= Written instruction =
Without changing a character, return the entries, but not the images they hold.

** begin Material for this task **

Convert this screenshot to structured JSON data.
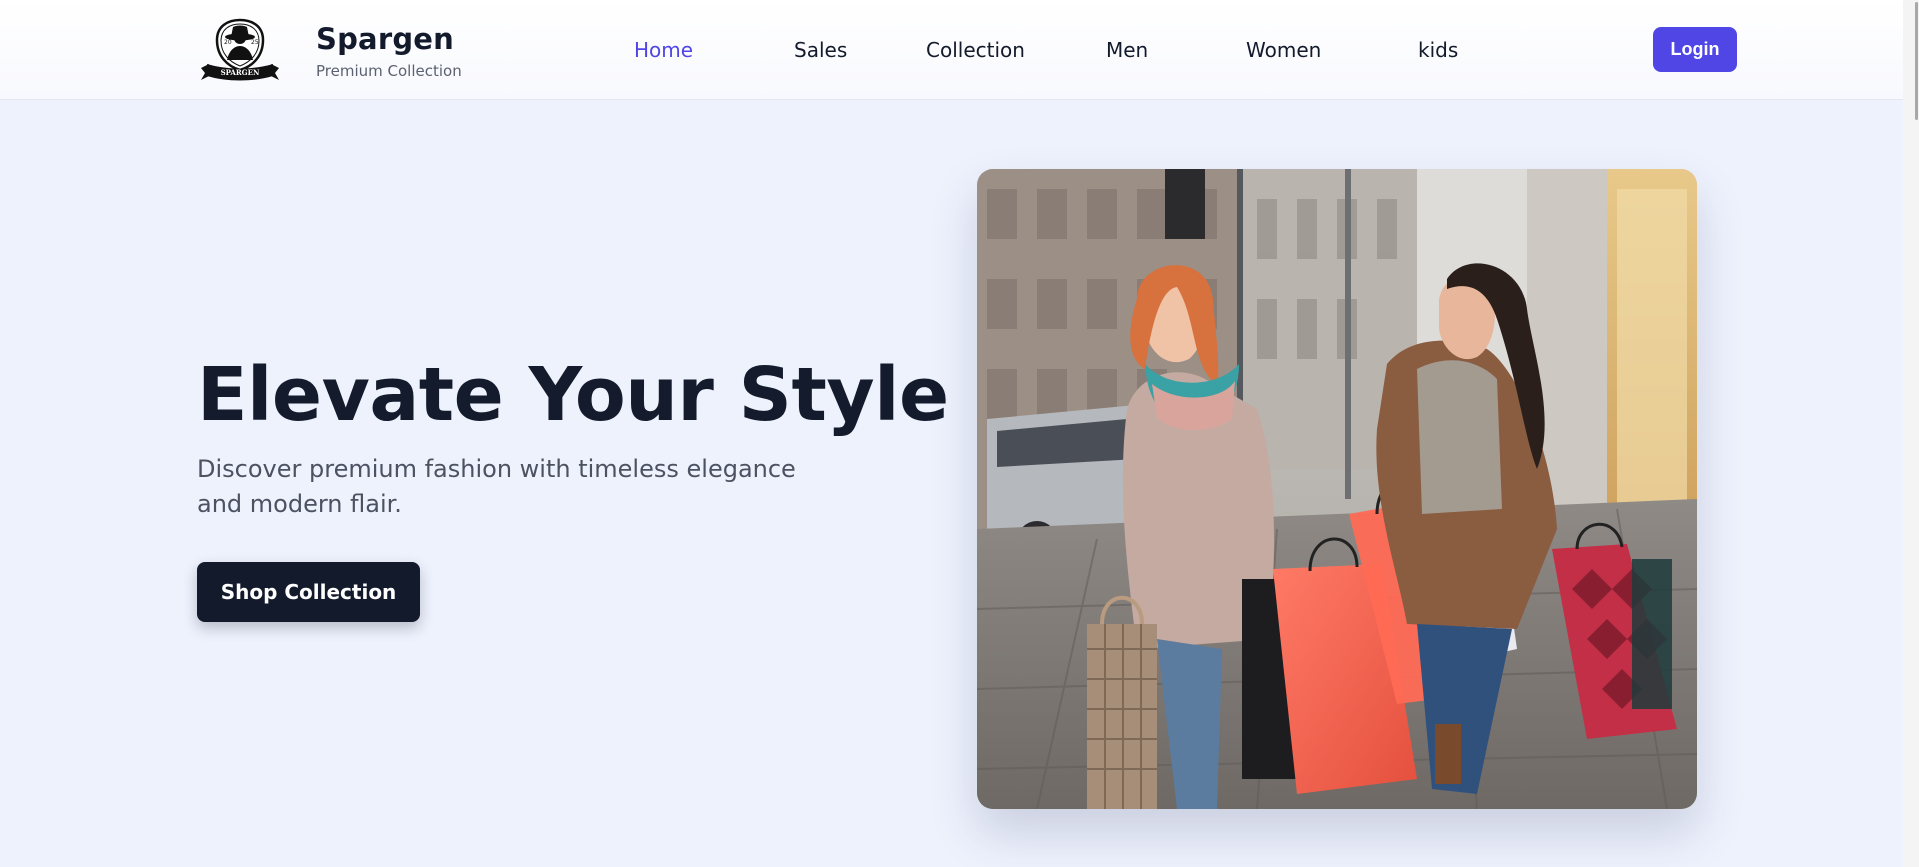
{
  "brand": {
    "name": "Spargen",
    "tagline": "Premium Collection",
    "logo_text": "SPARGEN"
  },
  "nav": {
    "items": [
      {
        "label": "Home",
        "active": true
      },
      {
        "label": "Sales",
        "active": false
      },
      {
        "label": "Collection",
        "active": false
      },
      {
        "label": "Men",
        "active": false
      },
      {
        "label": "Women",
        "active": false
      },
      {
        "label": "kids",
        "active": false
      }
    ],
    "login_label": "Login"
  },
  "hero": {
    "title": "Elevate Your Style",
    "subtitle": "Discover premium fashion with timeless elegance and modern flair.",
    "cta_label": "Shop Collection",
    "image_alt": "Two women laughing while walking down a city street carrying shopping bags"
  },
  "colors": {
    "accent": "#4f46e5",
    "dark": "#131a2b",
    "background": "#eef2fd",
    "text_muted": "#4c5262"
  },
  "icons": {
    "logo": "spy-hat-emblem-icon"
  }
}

** end Material for this task **

= Result of the task =
Convert this screenshot to structured JSON data.
{
  "brand": {
    "name": "Spargen",
    "tagline": "Premium Collection",
    "logo_text": "SPARGEN"
  },
  "nav": {
    "items": [
      {
        "label": "Home",
        "active": true
      },
      {
        "label": "Sales",
        "active": false
      },
      {
        "label": "Collection",
        "active": false
      },
      {
        "label": "Men",
        "active": false
      },
      {
        "label": "Women",
        "active": false
      },
      {
        "label": "kids",
        "active": false
      }
    ],
    "login_label": "Login"
  },
  "hero": {
    "title": "Elevate Your Style",
    "subtitle": "Discover premium fashion with timeless elegance and modern flair.",
    "cta_label": "Shop Collection",
    "image_alt": "Two women laughing while walking down a city street carrying shopping bags"
  },
  "colors": {
    "accent": "#4f46e5",
    "dark": "#131a2b",
    "background": "#eef2fd",
    "text_muted": "#4c5262"
  },
  "icons": {
    "logo": "spy-hat-emblem-icon"
  }
}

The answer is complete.